**The request**: Will you give the material below again, every line exactly as it is?

Data records
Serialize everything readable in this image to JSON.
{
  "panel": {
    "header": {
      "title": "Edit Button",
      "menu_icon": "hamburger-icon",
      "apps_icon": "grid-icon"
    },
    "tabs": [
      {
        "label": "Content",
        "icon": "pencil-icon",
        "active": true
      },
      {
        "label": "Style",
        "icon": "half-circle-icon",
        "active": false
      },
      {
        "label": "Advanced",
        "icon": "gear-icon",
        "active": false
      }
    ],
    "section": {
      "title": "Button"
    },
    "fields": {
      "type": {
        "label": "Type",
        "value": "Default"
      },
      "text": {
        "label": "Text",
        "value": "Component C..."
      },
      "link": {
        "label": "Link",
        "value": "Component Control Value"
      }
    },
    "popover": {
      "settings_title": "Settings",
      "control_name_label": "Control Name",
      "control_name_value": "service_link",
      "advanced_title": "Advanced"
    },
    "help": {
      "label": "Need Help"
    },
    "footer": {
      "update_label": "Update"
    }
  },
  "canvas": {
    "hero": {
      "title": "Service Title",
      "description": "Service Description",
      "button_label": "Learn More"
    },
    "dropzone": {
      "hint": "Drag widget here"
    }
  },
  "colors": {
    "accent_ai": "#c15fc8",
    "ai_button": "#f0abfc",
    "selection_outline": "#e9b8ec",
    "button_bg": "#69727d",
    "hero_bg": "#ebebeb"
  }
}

**Output below**:
Serialize everything readable in this image to JSON.
{
  "panel": {
    "header": {
      "title": "Edit Button",
      "menu_icon": "hamburger-icon",
      "apps_icon": "grid-icon"
    },
    "tabs": [
      {
        "label": "Content",
        "icon": "pencil-icon",
        "active": true
      },
      {
        "label": "Style",
        "icon": "half-circle-icon",
        "active": false
      },
      {
        "label": "Advanced",
        "icon": "gear-icon",
        "active": false
      }
    ],
    "section": {
      "title": "Button"
    },
    "fields": {
      "type": {
        "label": "Type",
        "value": "Default"
      },
      "text": {
        "label": "Text",
        "value": "Component C..."
      },
      "link": {
        "label": "Link",
        "value": "Component Control Value"
      }
    },
    "popover": {
      "settings_title": "Settings",
      "control_name_label": "Control Name",
      "control_name_value": "service_link",
      "advanced_title": "Advanced"
    },
    "help": {
      "label": "Need Help"
    },
    "footer": {
      "update_label": "Update"
    }
  },
  "canvas": {
    "hero": {
      "title": "Service Title",
      "description": "Service Description",
      "button_label": "Learn More"
    },
    "dropzone": {
      "hint": "Drag widget here"
    }
  },
  "colors": {
    "accent_ai": "#c15fc8",
    "ai_button": "#f0abfc",
    "selection_outline": "#e9b8ec",
    "button_bg": "#69727d",
    "hero_bg": "#ebebeb"
  }
}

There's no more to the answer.